-- Start of Provided data --

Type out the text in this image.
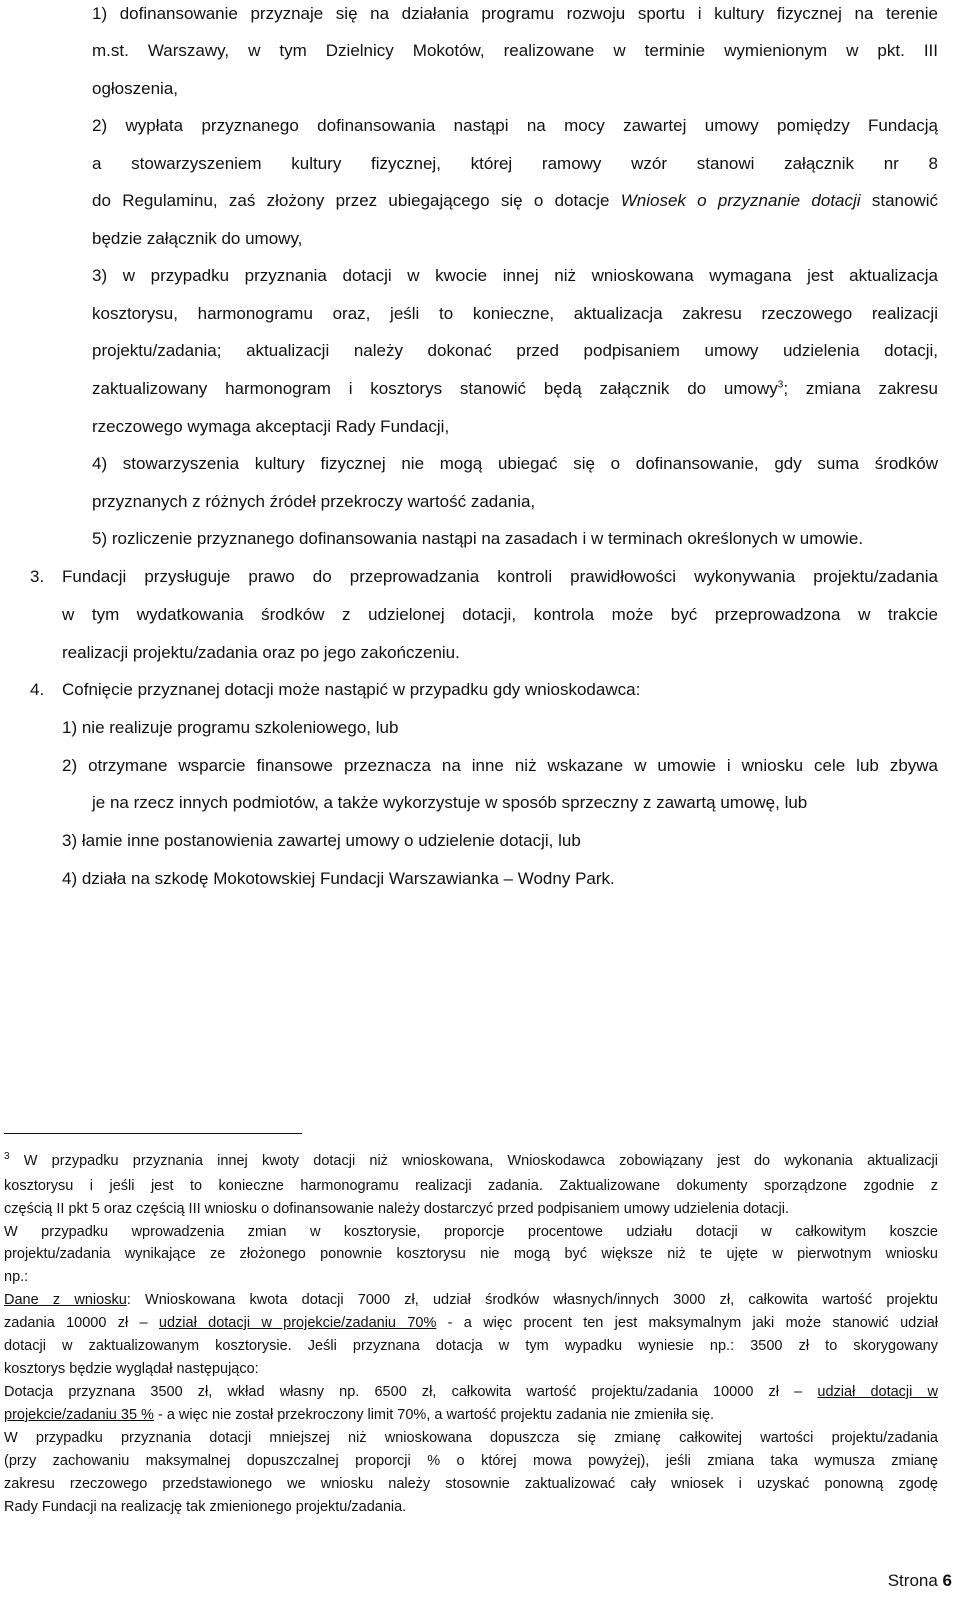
1) dofinansowanie przyznaje się na działania programu rozwoju sportu i kultury fizycznej na terenie
m.st. Warszawy, w tym Dzielnicy Mokotów, realizowane w terminie wymienionym w pkt. III
ogłoszenia,
2) wypłata przyznanego dofinansowania nastąpi na mocy zawartej umowy pomiędzy Fundacją
a stowarzyszeniem kultury fizycznej, której ramowy wzór stanowi załącznik nr 8
do Regulaminu, zaś złożony przez ubiegającego się o dotacje Wniosek o przyznanie dotacji stanowić
będzie załącznik do umowy,
3) w przypadku przyznania dotacji w kwocie innej niż wnioskowana wymagana jest aktualizacja
kosztorysu, harmonogramu oraz, jeśli to konieczne, aktualizacja zakresu rzeczowego realizacji
projektu/zadania; aktualizacji należy dokonać przed podpisaniem umowy udzielenia dotacji,
zaktualizowany harmonogram i kosztorys stanowić będą załącznik do umowy$^3$; zmiana zakresu
rzeczowego wymaga akceptacji Rady Fundacji,
4) stowarzyszenia kultury fizycznej nie mogą ubiegać się o dofinansowanie, gdy suma środków
przyznanych z różnych źródeł przekroczy wartość zadania,
5) rozliczenie przyznanego dofinansowania nastąpi na zasadach i w terminach określonych w umowie.
3. Fundacji przysługuje prawo do przeprowadzania kontroli prawidłowości wykonywania projektu/zadania
w tym wydatkowania środków z udzielonej dotacji, kontrola może być przeprowadzona w trakcie
realizacji projektu/zadania oraz po jego zakończeniu.
4. Cofnięcie przyznanej dotacji może nastąpić w przypadku gdy wnioskodawca:
1) nie realizuje programu szkoleniowego, lub
2) otrzymane wsparcie finansowe przeznacza na inne niż wskazane w umowie i wniosku cele lub zbywa
je na rzecz innych podmiotów, a także wykorzystuje w sposób sprzeczny z zawartą umowę, lub
3) łamie inne postanowienia zawartej umowy o udzielenie dotacji, lub
4) działa na szkodę Mokotowskiej Fundacji Warszawianka – Wodny Park.
$^3$ W przypadku przyznania innej kwoty dotacji niż wnioskowana, Wnioskodawca zobowiązany jest do wykonania aktualizacji
kosztorysu i jeśli jest to konieczne harmonogramu realizacji zadania. Zaktualizowane dokumenty sporządzone zgodnie z
częścią II pkt 5 oraz częścią III wniosku o dofinansowanie należy dostarczyć przed podpisaniem umowy udzielenia dotacji.
W przypadku wprowadzenia zmian w kosztorysie, proporcje procentowe udziału dotacji w całkowitym koszcie
projektu/zadania wynikające ze złożonego ponownie kosztorysu nie mogą być większe niż te ujęte w pierwotnym wniosku
np.:
Dane z wniosku: Wnioskowana kwota dotacji 7000 zł, udział środków własnych/innych 3000 zł, całkowita wartość projektu
zadania 10000 zł – udział dotacji w projekcie/zadaniu 70% - a więc procent ten jest maksymalnym jaki może stanowić udział
dotacji w zaktualizowanym kosztorysie. Jeśli przyznana dotacja w tym wypadku wyniesie np.: 3500 zł to skorygowany
kosztorys będzie wyglądał następująco:
Dotacja przyznana 3500 zł, wkład własny np. 6500 zł, całkowita wartość projektu/zadania 10000 zł – udział dotacji w
projekcie/zadaniu 35 % - a więc nie został przekroczony limit 70%, a wartość projektu zadania nie zmieniła się.
W przypadku przyznania dotacji mniejszej niż wnioskowana dopuszcza się zmianę całkowitej wartości projektu/zadania
(przy zachowaniu maksymalnej dopuszczalnej proporcji % o której mowa powyżej), jeśli zmiana taka wymusza zmianę
zakresu rzeczowego przedstawionego we wniosku należy stosownie zaktualizować cały wniosek i uzyskać ponowną zgodę
Rady Fundacji na realizację tak zmienionego projektu/zadania.
Strona 6
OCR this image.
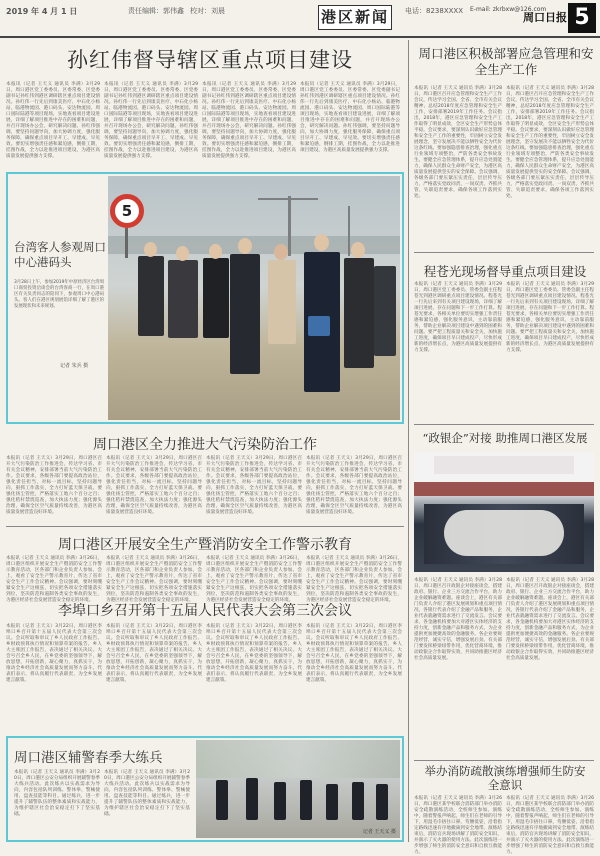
2019 年 4 月 1 日	责任编辑：郭伟鑫 校对：刘晨	港区新闻	电话：8238XXXX E-mail: zkrbxw@126.com
周口日报 5
孙红伟督导辖区重点项目建设
本报讯（记者 王天义 通讯员 李满）3月29日，周口港区党工委委员、区委常委、区党委副书记孙红伟到港区调研辖区重点项目建设情况。孙红伟一行先后到康美医疗、中石化小杨站、临港物流园、港口码头、安达物流园、周口国际陆港等项目现场，实地查看项目建设进展，详细了解项目推进中存在的困难和问题，并召开现场办公会，研究解决问题。孙红伟强调，要坚持问题导向，加大协调力度，强化服务保障，确保重点项目早开工、早建成、早见效。要切实增强责任感和紧迫感，倒排工期，挂图作战，全力以赴推进项目建设，为港区高质量发展提供强力支撑。
本报讯（记者 王天义 通讯员 李满）3月29日，周口港区党工委委员、区委常委、区党委副书记孙红伟到港区调研辖区重点项目建设情况。孙红伟一行先后到康美医疗、中石化小杨站、临港物流园、港口码头、安达物流园、周口国际陆港等项目现场，实地查看项目建设进展，详细了解项目推进中存在的困难和问题，并召开现场办公会，研究解决问题。孙红伟强调，要坚持问题导向，加大协调力度，强化服务保障，确保重点项目早开工、早建成、早见效。要切实增强责任感和紧迫感，倒排工期，挂图作战，全力以赴推进项目建设，为港区高质量发展提供强力支撑。
本报讯（记者 王天义 通讯员 李满）3月29日，周口港区党工委委员、区委常委、区党委副书记孙红伟到港区调研辖区重点项目建设情况。孙红伟一行先后到康美医疗、中石化小杨站、临港物流园、港口码头、安达物流园、周口国际陆港等项目现场，实地查看项目建设进展，详细了解项目推进中存在的困难和问题，并召开现场办公会，研究解决问题。孙红伟强调，要坚持问题导向，加大协调力度，强化服务保障，确保重点项目早开工、早建成、早见效。要切实增强责任感和紧迫感，倒排工期，挂图作战，全力以赴推进项目建设，为港区高质量发展提供强力支撑。
本报讯（记者 王天义 通讯员 李满）3月29日，周口港区党工委委员、区委常委、区党委副书记孙红伟到港区调研辖区重点项目建设情况。孙红伟一行先后到康美医疗、中石化小杨站、临港物流园、港口码头、安达物流园、周口国际陆港等项目现场，实地查看项目建设进展，详细了解项目推进中存在的困难和问题，并召开现场办公会，研究解决问题。孙红伟强调，要坚持问题导向，加大协调力度，强化服务保障，确保重点项目早开工、早建成、早见效。要切实增强责任感和紧迫感，倒排工期，挂图作战，全力以赴推进项目建设，为港区高质量发展提供强力支撑。
台湾客人参观周口中心港码头
3月28日上午，参加2019年中原经济区台湾周口商贸投资洽谈会的台湾客商一行，在周口港区有关负责同志的陪同下，参观周口中心港码头。客人们在港区规划展馆详细了解了港区的发展现状和未来规划。
记者 朱兵 摄
5
周口港区全力推进大气污染防治工作
本报讯（记者 王天义）3月29日，周口港区召开大气污染防治工作推进会，传达学习省、市有关会议精神，安排部署当前大气污染防治工作。会议要求，各级各部门要提高政治站位，强化责任担当，对标一流目标，坚持问题导向，狠抓工作落实，全力打好蓝天保卫战。要强化扬尘管控，严格落实工地六个百分之百；强化秸秆禁烧巡查，加大执法力度；强化源头治理，确保全区空气质量持续改善，为港区高质量发展营造良好环境。
本报讯（记者 王天义）3月29日，周口港区召开大气污染防治工作推进会，传达学习省、市有关会议精神，安排部署当前大气污染防治工作。会议要求，各级各部门要提高政治站位，强化责任担当，对标一流目标，坚持问题导向，狠抓工作落实，全力打好蓝天保卫战。要强化扬尘管控，严格落实工地六个百分之百；强化秸秆禁烧巡查，加大执法力度；强化源头治理，确保全区空气质量持续改善，为港区高质量发展营造良好环境。
本报讯（记者 王天义）3月29日，周口港区召开大气污染防治工作推进会，传达学习省、市有关会议精神，安排部署当前大气污染防治工作。会议要求，各级各部门要提高政治站位，强化责任担当，对标一流目标，坚持问题导向，狠抓工作落实，全力打好蓝天保卫战。要强化扬尘管控，严格落实工地六个百分之百；强化秸秆禁烧巡查，加大执法力度；强化源头治理，确保全区空气质量持续改善，为港区高质量发展营造良好环境。
本报讯（记者 王天义）3月29日，周口港区召开大气污染防治工作推进会，传达学习省、市有关会议精神，安排部署当前大气污染防治工作。会议要求，各级各部门要提高政治站位，强化责任担当，对标一流目标，坚持问题导向，狠抓工作落实，全力打好蓝天保卫战。要强化扬尘管控，严格落实工地六个百分之百；强化秸秆禁烧巡查，加大执法力度；强化源头治理，确保全区空气质量持续改善，为港区高质量发展营造良好环境。
周口港区开展安全生产暨消防安全工作警示教育
本报讯（记者 王天义 通讯员 李满）3月26日，周口港区组织开展安全生产暨消防安全工作警示教育活动，区各部门和企业负责人参加。会上，观看了安全生产警示教育片，传达了省市安全生产工作会议精神。会议强调，要时刻绷紧安全生产这根弦，切实把各项安全措施落实到位，坚决防范和遏制各类安全事故的发生，为港区经济社会发展营造安全稳定的环境。
本报讯（记者 王天义 通讯员 李满）3月26日，周口港区组织开展安全生产暨消防安全工作警示教育活动，区各部门和企业负责人参加。会上，观看了安全生产警示教育片，传达了省市安全生产工作会议精神。会议强调，要时刻绷紧安全生产这根弦，切实把各项安全措施落实到位，坚决防范和遏制各类安全事故的发生，为港区经济社会发展营造安全稳定的环境。
本报讯（记者 王天义 通讯员 李满）3月26日，周口港区组织开展安全生产暨消防安全工作警示教育活动，区各部门和企业负责人参加。会上，观看了安全生产警示教育片，传达了省市安全生产工作会议精神。会议强调，要时刻绷紧安全生产这根弦，切实把各项安全措施落实到位，坚决防范和遏制各类安全事故的发生，为港区经济社会发展营造安全稳定的环境。
本报讯（记者 王天义 通讯员 李满）3月26日，周口港区组织开展安全生产暨消防安全工作警示教育活动，区各部门和企业负责人参加。会上，观看了安全生产警示教育片，传达了省市安全生产工作会议精神。会议强调，要时刻绷紧安全生产这根弦，切实把各项安全措施落实到位，坚决防范和遏制各类安全事故的发生，为港区经济社会发展营造安全稳定的环境。
李埠口乡召开第十五届人民代表大会第三次会议
本报讯（记者 王天义）3月22日，周口港区李埠口乡召开第十五届人民代表大会第三次会议。会议听取和审议了乡人民政府工作报告、乡财政预算执行情况和预算草案的报告、乡人大主席团工作报告，表决通过了相关决议。大会号召全乡人民，在乡党委的坚强领导下，解放思想，开拓创新，凝心聚力，真抓实干，为推动全乡经济社会高质量发展而努力奋斗。代表们表示，将认真履行代表职责，为全乡发展建言献策。
本报讯（记者 王天义）3月22日，周口港区李埠口乡召开第十五届人民代表大会第三次会议。会议听取和审议了乡人民政府工作报告、乡财政预算执行情况和预算草案的报告、乡人大主席团工作报告，表决通过了相关决议。大会号召全乡人民，在乡党委的坚强领导下，解放思想，开拓创新，凝心聚力，真抓实干，为推动全乡经济社会高质量发展而努力奋斗。代表们表示，将认真履行代表职责，为全乡发展建言献策。
本报讯（记者 王天义）3月22日，周口港区李埠口乡召开第十五届人民代表大会第三次会议。会议听取和审议了乡人民政府工作报告、乡财政预算执行情况和预算草案的报告、乡人大主席团工作报告，表决通过了相关决议。大会号召全乡人民，在乡党委的坚强领导下，解放思想，开拓创新，凝心聚力，真抓实干，为推动全乡经济社会高质量发展而努力奋斗。代表们表示，将认真履行代表职责，为全乡发展建言献策。
本报讯（记者 王天义）3月22日，周口港区李埠口乡召开第十五届人民代表大会第三次会议。会议听取和审议了乡人民政府工作报告、乡财政预算执行情况和预算草案的报告、乡人大主席团工作报告，表决通过了相关决议。大会号召全乡人民，在乡党委的坚强领导下，解放思想，开拓创新，凝心聚力，真抓实干，为推动全乡经济社会高质量发展而努力奋斗。代表们表示，将认真履行代表职责，为全乡发展建言献策。
周口港区辅警春季大练兵
本报讯（记者 王天义 通讯员 李满）3月20日，周口港区公安分局组织开展辅警春季大练兵活动。此次练兵以实战需求为导向，内容包括队列训练、警体拳、警械使用、盘查技能等科目。通过练兵，进一步提升了辅警队伍的整体素质和实战能力，为维护辖区社会治安稳定打下了坚实基础。
本报讯（记者 王天义 通讯员 李满）3月20日，周口港区公安分局组织开展辅警春季大练兵活动。此次练兵以实战需求为导向，内容包括队列训练、警体拳、警械使用、盘查技能等科目。通过练兵，进一步提升了辅警队伍的整体素质和实战能力，为维护辖区社会治安稳定打下了坚实基础。
记者 王天义 摄
周口港区积极部署应急管理和安全生产工作
本报讯（记者 王天义 通讯员 李满）3月28日，周口港区召开应急管理和安全生产工作会议，传达学习全国、全省、全市有关会议精神，总结2018年度应急管理和安全生产工作，安排部署2019年工作任务。会议指出，2018年，港区应急管理和安全生产工作取得了明显成效，全区安全生产形势总体平稳。会议要求，要深刻认识做好应急管理和安全生产工作的重要性，牢固树立安全发展理念，坚守发展决不能以牺牲安全为代价这条红线。要加强隐患排查治理，强化重点行业领域专项整治，严防各类安全事故发生。要健全应急管理体系，提升应急处置能力，确保人民群众生命财产安全，为港区高质量发展提供坚实的安全保障。会议强调，各级各部门要压紧压实责任，层层传导压力，严格落实党政同责、一岗双责、齐抓共管、失职追责要求，确保各项工作落到实处。
本报讯（记者 王天义 通讯员 李满）3月28日，周口港区召开应急管理和安全生产工作会议，传达学习全国、全省、全市有关会议精神，总结2018年度应急管理和安全生产工作，安排部署2019年工作任务。会议指出，2018年，港区应急管理和安全生产工作取得了明显成效，全区安全生产形势总体平稳。会议要求，要深刻认识做好应急管理和安全生产工作的重要性，牢固树立安全发展理念，坚守发展决不能以牺牲安全为代价这条红线。要加强隐患排查治理，强化重点行业领域专项整治，严防各类安全事故发生。要健全应急管理体系，提升应急处置能力，确保人民群众生命财产安全，为港区高质量发展提供坚实的安全保障。会议强调，各级各部门要压紧压实责任，层层传导压力，严格落实党政同责、一岗双责、齐抓共管、失职追责要求，确保各项工作落到实处。
程苍光现场督导重点项目建设
本报讯（记者 王天义 通讯员 李满）3月29日，周口港区党工委委员、管委会副主任程苍光到港区调研重点项目建设情况。程苍光一行先后来到有关项目建设现场，详细了解项目进展、存在问题和下一步工作打算。程苍光要求，各相关单位要切实增强工作责任感和紧迫感，强化服务意识，主动靠前服务，帮助企业解决项目建设中遇到的困难和问题。要严把工程质量关和安全关，加快施工进度，确保项目早日建成投产，尽快形成新的经济增长点，为港区高质量发展提供有力支撑。
本报讯（记者 王天义 通讯员 李满）3月29日，周口港区党工委委员、管委会副主任程苍光到港区调研重点项目建设情况。程苍光一行先后来到有关项目建设现场，详细了解项目进展、存在问题和下一步工作打算。程苍光要求，各相关单位要切实增强工作责任感和紧迫感，强化服务意识，主动靠前服务，帮助企业解决项目建设中遇到的困难和问题。要严把工程质量关和安全关，加快施工进度，确保项目早日建成投产，尽快形成新的经济增长点，为港区高质量发展提供有力支撑。
“政银企”对接 助推周口港区发展
本报讯（记者 王天义 通讯员 李满）3月28日，周口港区召开政银企对接座谈会，搭建政府、银行、企业三方交流合作平台，助力企业破解融资难题。座谈会上，港区有关部门负责人介绍了港区发展规划和重点项目情况，各银行代表介绍了金融产品和服务，企业代表就融资需求进行了交流发言。会议要求，各金融机构要加大对港区实体经济的支持力度，创新金融产品和服务方式，为企业提供更加便捷高效的金融服务。各企业要规范经营，诚实守信，增强发展后劲。有关部门要发挥桥梁纽带作用，优化营商环境，推动政银企合作取得实效，共同助推港区经济社会高质量发展。
本报讯（记者 王天义 通讯员 李满）3月28日，周口港区召开政银企对接座谈会，搭建政府、银行、企业三方交流合作平台，助力企业破解融资难题。座谈会上，港区有关部门负责人介绍了港区发展规划和重点项目情况，各银行代表介绍了金融产品和服务，企业代表就融资需求进行了交流发言。会议要求，各金融机构要加大对港区实体经济的支持力度，创新金融产品和服务方式，为企业提供更加便捷高效的金融服务。各企业要规范经营，诚实守信，增强发展后劲。有关部门要发挥桥梁纽带作用，优化营商环境，推动政银企合作取得实效，共同助推港区经济社会高质量发展。
举办消防疏散演练增强师生防安全意识
本报讯（记者 王天义 通讯员 李满）3月26日，周口港区某学校联合消防部门举办消防安全疏散演练活动，全校师生参加。演练中，随着警报声响起，师生们在老师的引导下，用湿毛巾捂住口鼻，弯腰低姿，沿着指定路线迅速有序地撤离到安全地带。演练结束后，消防官兵现场讲解了消防安全知识，并演示了灭火器的使用方法。此次演练进一步增强了师生的消防安全意识和自救互救能力。
本报讯（记者 王天义 通讯员 李满）3月26日，周口港区某学校联合消防部门举办消防安全疏散演练活动，全校师生参加。演练中，随着警报声响起，师生们在老师的引导下，用湿毛巾捂住口鼻，弯腰低姿，沿着指定路线迅速有序地撤离到安全地带。演练结束后，消防官兵现场讲解了消防安全知识，并演示了灭火器的使用方法。此次演练进一步增强了师生的消防安全意识和自救互救能力。
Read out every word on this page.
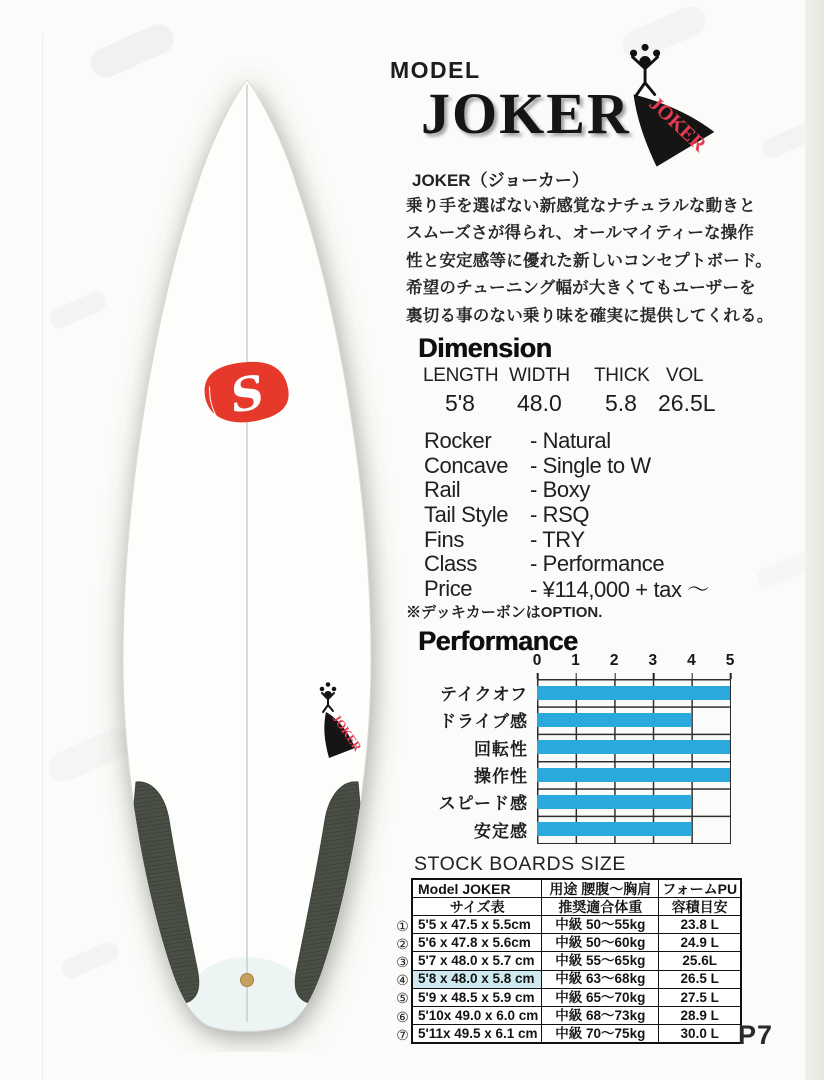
S
JOKER
MODEL
JOKER JOKER
JOKER（ジョーカー）
乗り手を選ばない新感覚なナチュラルな動きと
スムーズさが得られ、オールマイティーな操作
性と安定感等に優れた新しいコンセプトボード。
希望のチューニング幅が大きくてもユーザーを
裏切る事のない乗り味を確実に提供してくれる。
Dimension
LENGTH WIDTH THICK VOL
5'8 48.0 5.8 26.5L
Rocker	- Natural
Concave - Single to W
Rail	- Boxy
Tail Style - RSQ
Fins	- TRY
Class	- Performance
Price	- ¥114,000 + tax ～
※デッキカーボンはOPTION.
Performance
テイクオフ
ドライブ感
回転性
操作性
スピード感
安定感
0 1 2 3 4 5
STOCK BOARDS SIZE
①
②
③
④
⑤
⑥
⑦
Model JOKER	用途 腰腹～胸肩	フォームPU
サイズ表	推奨適合体重	容積目安
5'5 x 47.5 x 5.5cm	中級 50～55kg	23.8 L
5'6 x 47.8 x 5.6cm	中級 50～60kg	24.9 L
5'7 x 48.0 x 5.7 cm	中級 55～65kg	25.6L
5'8 x 48.0 x 5.8 cm	中級 63～68kg	26.5 L
5'9 x 48.5 x 5.9 cm	中級 65～70kg	27.5 L
5'10x 49.0 x 6.0 cm	中級 68～73kg	28.9 L
5'11x 49.5 x 6.1 cm	中級 70～75kg	30.0 L P7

-- End of Provided data --

Written instruction
In the entries above, find each line with the word "kosztorysu" and show it.

Answer to this exercise
kosztorysu, harmonogramu oraz, jeśli to konieczne, aktualizacja zakresu rzeczowego realizacji
kosztorysu i jeśli jest to konieczne harmonogramu realizacji zadania. Zaktualizowane dokumenty sporządzone zgodnie z
projektu/zadania wynikające ze złożonego ponownie kosztorysu nie mogą być większe niż te ujęte w pierwotnym wniosku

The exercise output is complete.